WRITTEN INSTRUCTION
Edit the part of the listing that opens with the line containing "Localize each UI" and closes with the line containing "promo-sponsor: Sponsored ·". Replace "38K" with "41K" and keep everything else the same.

#### DATA SHOWN

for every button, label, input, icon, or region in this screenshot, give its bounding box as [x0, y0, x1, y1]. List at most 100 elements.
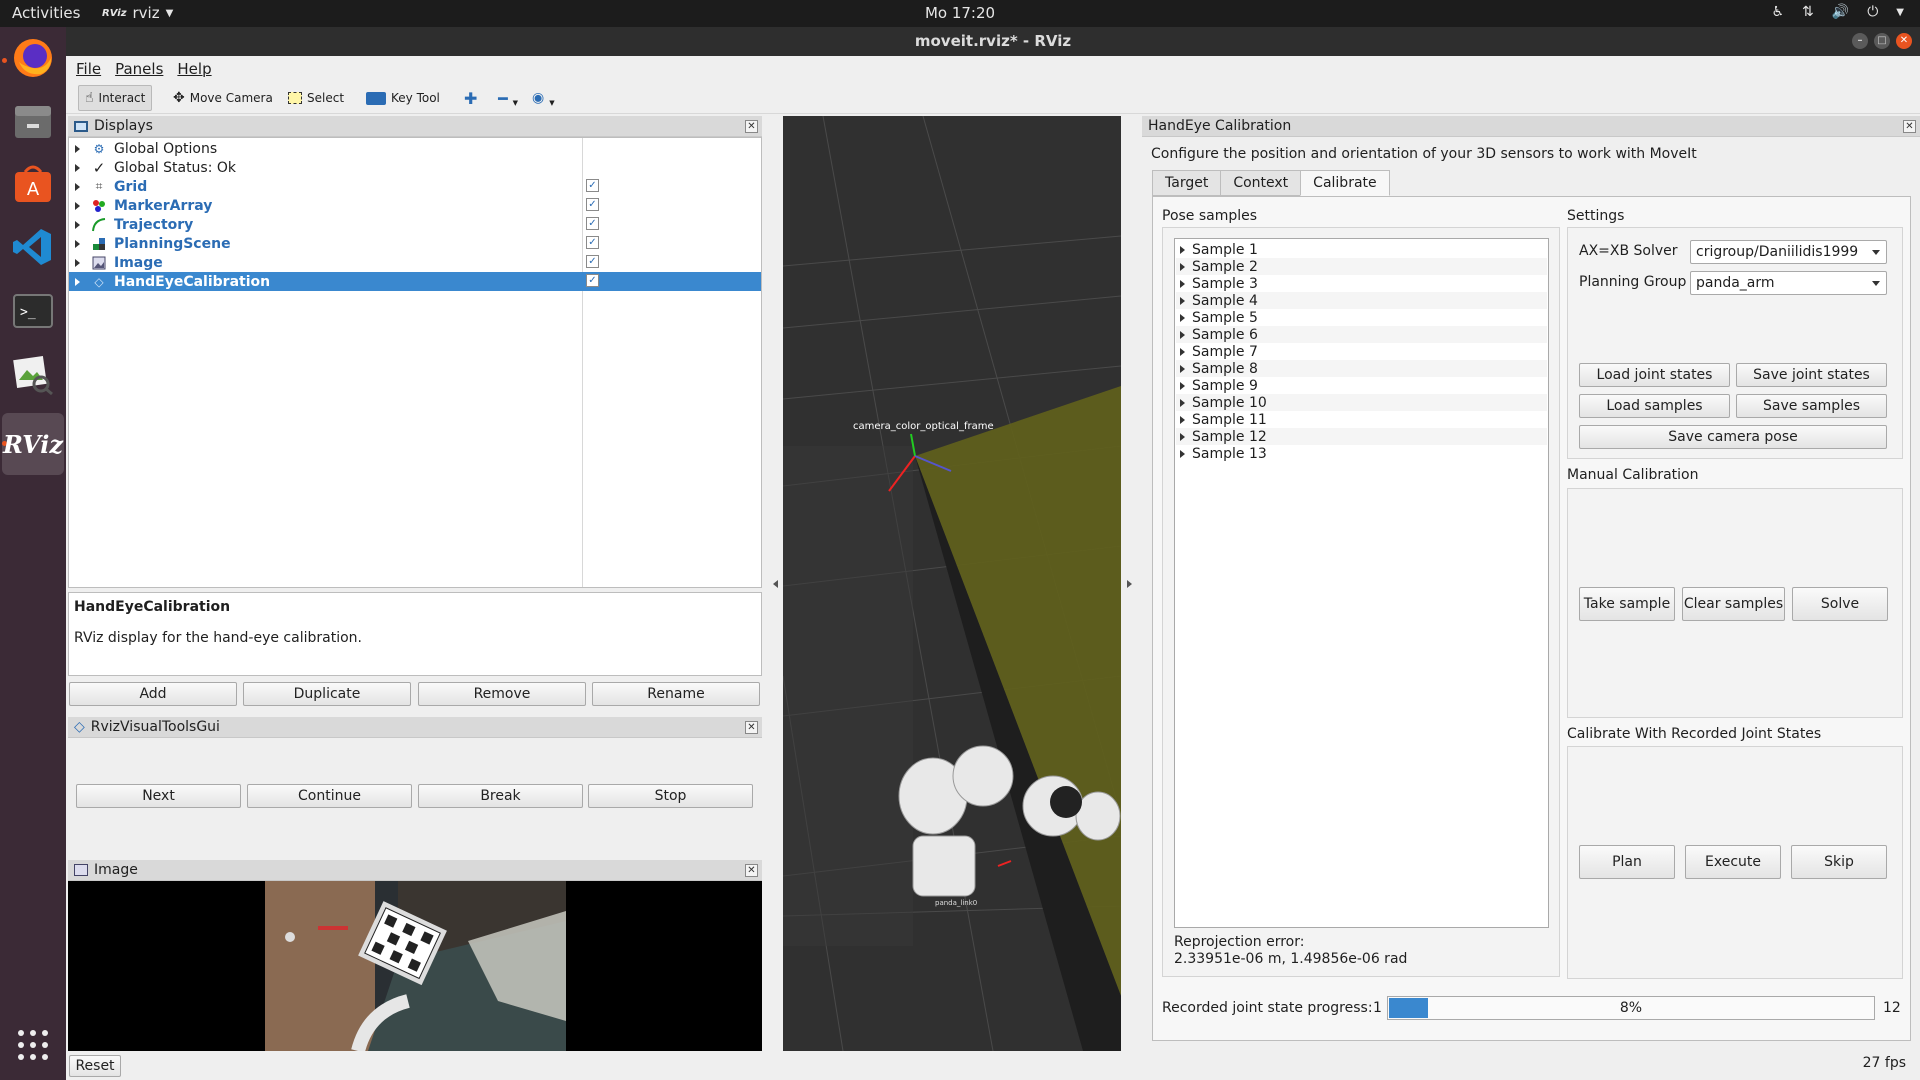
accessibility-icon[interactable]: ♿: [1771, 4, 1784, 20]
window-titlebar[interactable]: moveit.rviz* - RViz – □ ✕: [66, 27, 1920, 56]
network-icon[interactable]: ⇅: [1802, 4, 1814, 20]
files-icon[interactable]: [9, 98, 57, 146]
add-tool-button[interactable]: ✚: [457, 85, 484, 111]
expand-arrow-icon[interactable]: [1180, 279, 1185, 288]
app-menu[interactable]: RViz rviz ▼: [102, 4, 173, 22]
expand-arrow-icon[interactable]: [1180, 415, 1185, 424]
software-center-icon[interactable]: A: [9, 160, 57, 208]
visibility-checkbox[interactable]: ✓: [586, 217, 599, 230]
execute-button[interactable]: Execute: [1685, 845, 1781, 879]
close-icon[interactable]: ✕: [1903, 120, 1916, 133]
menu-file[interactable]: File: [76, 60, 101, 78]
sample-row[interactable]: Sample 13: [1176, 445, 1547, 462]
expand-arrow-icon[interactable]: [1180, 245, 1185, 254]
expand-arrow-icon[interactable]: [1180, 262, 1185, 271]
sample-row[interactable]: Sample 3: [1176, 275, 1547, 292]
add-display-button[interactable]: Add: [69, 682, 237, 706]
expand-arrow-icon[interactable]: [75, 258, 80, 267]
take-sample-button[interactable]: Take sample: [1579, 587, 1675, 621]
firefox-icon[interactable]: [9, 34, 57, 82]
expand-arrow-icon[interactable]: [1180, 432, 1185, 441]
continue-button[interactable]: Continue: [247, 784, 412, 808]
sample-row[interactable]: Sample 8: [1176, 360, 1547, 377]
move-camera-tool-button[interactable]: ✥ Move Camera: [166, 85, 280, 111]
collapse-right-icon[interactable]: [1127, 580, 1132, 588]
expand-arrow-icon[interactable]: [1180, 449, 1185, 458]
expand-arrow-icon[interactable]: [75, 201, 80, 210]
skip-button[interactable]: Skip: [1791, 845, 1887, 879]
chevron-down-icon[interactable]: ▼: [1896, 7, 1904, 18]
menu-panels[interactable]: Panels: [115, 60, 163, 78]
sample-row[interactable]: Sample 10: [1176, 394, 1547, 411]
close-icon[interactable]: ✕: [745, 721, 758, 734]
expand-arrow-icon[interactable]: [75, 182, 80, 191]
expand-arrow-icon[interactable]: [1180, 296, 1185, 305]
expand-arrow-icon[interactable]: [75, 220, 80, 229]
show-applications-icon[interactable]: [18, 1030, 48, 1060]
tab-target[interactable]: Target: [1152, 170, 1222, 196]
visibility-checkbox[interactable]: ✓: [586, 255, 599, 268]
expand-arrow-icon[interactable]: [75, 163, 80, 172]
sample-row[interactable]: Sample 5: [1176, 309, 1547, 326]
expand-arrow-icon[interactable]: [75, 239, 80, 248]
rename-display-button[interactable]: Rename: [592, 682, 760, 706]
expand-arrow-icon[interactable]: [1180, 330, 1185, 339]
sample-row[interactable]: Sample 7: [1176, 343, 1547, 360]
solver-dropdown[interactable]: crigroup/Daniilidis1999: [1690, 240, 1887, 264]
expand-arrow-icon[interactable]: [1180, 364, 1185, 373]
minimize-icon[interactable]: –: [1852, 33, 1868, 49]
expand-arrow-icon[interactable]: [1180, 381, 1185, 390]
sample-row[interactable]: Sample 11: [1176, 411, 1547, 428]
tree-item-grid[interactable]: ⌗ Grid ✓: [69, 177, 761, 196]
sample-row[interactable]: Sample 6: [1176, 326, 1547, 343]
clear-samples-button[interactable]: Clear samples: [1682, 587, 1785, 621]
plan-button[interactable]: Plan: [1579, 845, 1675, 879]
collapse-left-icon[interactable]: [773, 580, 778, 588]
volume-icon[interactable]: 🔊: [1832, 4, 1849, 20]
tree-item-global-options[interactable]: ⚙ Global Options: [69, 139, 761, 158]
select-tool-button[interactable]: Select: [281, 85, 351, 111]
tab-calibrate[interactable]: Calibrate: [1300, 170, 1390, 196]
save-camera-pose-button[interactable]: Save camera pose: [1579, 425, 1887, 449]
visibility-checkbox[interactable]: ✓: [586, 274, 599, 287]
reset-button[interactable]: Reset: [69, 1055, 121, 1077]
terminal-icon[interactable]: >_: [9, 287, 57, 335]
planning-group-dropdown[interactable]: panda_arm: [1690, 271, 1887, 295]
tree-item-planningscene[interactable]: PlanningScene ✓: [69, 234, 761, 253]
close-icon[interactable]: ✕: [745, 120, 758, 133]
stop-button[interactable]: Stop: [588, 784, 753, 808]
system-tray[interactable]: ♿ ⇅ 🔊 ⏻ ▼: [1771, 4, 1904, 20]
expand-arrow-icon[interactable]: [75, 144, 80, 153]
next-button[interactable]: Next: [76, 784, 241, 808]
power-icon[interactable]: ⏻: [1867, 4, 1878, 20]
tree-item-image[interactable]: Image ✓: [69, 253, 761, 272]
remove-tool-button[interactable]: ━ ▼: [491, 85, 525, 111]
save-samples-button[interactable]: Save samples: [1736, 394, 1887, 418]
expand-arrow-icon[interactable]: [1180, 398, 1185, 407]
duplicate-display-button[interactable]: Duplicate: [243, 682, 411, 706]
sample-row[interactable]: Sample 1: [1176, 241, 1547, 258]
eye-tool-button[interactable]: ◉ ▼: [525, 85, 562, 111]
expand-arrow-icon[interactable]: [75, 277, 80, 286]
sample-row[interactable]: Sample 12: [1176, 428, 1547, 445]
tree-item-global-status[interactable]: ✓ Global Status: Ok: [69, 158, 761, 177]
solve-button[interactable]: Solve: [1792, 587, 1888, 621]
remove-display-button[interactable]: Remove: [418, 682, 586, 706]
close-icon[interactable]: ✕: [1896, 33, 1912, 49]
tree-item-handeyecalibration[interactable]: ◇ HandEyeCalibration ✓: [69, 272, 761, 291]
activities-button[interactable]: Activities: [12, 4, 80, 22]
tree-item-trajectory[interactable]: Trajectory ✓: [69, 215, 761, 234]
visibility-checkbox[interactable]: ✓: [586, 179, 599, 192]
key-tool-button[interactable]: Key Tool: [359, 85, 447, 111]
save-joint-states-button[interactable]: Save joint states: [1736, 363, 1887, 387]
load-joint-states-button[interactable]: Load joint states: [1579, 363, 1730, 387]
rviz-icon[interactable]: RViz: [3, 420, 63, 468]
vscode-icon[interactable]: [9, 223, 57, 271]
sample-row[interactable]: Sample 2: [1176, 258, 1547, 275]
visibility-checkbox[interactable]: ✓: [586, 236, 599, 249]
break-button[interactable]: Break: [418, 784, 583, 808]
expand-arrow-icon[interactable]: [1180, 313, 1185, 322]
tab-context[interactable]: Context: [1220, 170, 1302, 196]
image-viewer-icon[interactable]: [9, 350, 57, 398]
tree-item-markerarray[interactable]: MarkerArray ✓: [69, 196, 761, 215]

########
#### DATA SHOWN

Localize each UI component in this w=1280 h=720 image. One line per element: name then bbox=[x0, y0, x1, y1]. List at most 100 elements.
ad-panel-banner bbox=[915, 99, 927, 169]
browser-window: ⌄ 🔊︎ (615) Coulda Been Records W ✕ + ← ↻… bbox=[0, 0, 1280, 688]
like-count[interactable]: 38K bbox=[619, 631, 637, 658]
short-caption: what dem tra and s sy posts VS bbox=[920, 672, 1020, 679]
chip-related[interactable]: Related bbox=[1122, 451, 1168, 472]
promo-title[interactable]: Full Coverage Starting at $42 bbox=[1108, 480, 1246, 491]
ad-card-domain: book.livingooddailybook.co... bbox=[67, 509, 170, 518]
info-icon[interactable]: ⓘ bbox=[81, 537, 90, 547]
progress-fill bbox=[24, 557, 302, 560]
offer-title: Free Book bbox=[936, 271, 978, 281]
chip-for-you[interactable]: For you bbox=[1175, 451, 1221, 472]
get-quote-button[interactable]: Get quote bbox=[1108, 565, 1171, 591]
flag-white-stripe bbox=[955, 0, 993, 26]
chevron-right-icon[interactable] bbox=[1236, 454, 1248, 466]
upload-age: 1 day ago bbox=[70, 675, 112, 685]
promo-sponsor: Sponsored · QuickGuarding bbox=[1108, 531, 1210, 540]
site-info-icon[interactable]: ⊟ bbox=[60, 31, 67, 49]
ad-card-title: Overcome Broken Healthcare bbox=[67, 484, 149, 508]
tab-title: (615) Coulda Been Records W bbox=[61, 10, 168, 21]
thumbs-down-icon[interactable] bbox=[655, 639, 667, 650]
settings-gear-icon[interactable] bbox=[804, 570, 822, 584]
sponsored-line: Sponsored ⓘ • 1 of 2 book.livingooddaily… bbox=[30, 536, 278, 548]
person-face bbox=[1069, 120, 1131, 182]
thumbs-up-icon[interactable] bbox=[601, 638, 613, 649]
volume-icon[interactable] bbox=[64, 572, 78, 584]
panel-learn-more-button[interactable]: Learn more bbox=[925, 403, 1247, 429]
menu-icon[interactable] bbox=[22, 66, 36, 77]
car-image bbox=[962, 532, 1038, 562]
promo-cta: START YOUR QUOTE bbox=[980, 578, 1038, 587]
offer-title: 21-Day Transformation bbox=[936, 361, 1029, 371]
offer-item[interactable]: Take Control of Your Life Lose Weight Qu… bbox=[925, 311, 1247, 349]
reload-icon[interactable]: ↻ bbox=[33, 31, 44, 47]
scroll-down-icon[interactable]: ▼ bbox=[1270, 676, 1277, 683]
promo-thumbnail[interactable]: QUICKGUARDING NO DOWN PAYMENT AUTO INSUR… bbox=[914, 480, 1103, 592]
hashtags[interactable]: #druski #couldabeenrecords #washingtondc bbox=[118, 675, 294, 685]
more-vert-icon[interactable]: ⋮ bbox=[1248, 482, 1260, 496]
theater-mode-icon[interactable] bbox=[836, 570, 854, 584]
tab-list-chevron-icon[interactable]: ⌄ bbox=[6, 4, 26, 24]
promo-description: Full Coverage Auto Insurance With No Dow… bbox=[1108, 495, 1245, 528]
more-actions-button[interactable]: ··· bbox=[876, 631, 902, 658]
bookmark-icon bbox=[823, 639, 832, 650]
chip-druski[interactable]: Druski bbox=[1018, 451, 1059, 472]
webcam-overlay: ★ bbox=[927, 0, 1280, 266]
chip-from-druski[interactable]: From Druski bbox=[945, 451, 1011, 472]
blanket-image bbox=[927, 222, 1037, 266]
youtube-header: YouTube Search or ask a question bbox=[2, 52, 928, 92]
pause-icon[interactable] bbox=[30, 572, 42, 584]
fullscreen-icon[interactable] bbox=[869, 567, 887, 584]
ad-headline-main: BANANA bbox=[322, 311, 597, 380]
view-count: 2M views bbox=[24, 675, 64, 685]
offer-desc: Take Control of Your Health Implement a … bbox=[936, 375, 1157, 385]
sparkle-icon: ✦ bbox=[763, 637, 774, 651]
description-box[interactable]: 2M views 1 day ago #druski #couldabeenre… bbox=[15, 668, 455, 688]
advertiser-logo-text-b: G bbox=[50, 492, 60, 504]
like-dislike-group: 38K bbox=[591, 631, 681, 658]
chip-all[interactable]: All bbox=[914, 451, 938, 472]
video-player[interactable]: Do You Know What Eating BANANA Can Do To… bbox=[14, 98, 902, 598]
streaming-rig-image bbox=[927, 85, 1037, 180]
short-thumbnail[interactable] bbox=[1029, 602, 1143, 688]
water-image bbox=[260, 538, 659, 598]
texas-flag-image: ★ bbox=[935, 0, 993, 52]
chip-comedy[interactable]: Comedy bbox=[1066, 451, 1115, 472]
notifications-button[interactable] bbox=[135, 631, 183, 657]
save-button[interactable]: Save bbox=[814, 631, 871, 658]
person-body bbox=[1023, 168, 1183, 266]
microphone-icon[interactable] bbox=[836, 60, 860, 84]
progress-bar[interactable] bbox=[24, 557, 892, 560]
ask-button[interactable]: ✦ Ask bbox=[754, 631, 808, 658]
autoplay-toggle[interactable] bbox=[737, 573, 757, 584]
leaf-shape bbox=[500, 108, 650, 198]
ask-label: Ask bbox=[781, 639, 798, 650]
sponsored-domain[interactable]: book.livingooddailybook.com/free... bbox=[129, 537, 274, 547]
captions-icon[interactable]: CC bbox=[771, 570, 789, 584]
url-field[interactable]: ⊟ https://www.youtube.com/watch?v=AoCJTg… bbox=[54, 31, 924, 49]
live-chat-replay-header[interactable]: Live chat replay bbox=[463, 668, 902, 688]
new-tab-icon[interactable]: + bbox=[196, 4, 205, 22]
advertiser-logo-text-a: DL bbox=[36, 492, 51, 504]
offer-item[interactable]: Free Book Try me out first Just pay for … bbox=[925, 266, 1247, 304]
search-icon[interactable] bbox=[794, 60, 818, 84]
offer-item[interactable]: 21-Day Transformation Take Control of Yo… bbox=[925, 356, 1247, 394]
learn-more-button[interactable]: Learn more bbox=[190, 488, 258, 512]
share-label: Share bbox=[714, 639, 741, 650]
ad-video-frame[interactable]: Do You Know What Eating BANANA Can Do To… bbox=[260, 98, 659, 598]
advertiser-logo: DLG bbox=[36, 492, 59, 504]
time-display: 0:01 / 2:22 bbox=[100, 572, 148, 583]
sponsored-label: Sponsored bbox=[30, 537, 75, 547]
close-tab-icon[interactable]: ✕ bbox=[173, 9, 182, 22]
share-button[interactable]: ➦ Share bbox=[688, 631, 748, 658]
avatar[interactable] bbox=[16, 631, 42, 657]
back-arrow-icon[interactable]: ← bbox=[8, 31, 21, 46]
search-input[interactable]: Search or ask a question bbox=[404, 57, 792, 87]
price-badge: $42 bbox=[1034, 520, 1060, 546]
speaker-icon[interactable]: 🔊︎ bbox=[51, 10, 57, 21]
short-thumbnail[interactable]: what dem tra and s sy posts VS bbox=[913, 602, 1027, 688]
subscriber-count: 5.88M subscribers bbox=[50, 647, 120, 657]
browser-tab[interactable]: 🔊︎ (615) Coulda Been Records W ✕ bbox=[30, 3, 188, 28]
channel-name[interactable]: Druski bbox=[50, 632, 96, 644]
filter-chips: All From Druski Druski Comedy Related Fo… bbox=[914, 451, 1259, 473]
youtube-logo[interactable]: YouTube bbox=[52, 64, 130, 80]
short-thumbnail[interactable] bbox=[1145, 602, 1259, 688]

########

WRITTEN SOLUTION
Localize each UI component in this w=1280 h=720 image. One line per element: name then bbox=[x0, y0, x1, y1]. List at most 100 elements.
ad-panel-banner bbox=[915, 99, 927, 169]
browser-window: ⌄ 🔊︎ (615) Coulda Been Records W ✕ + ← ↻… bbox=[0, 0, 1280, 688]
like-count[interactable]: 41K bbox=[619, 631, 637, 658]
short-caption: what dem tra and s sy posts VS bbox=[920, 672, 1020, 679]
chip-related[interactable]: Related bbox=[1122, 451, 1168, 472]
promo-title[interactable]: Full Coverage Starting at $42 bbox=[1108, 480, 1246, 491]
ad-card-domain: book.livingooddailybook.co... bbox=[67, 509, 170, 518]
info-icon[interactable]: ⓘ bbox=[81, 537, 90, 547]
progress-fill bbox=[24, 557, 302, 560]
offer-title: Free Book bbox=[936, 271, 978, 281]
chip-for-you[interactable]: For you bbox=[1175, 451, 1221, 472]
get-quote-button[interactable]: Get quote bbox=[1108, 565, 1171, 591]
flag-white-stripe bbox=[955, 0, 993, 26]
chevron-right-icon[interactable] bbox=[1236, 454, 1248, 466]
upload-age: 1 day ago bbox=[70, 675, 112, 685]
promo-sponsor: Sponsored · QuickGuarding bbox=[1108, 531, 1210, 540]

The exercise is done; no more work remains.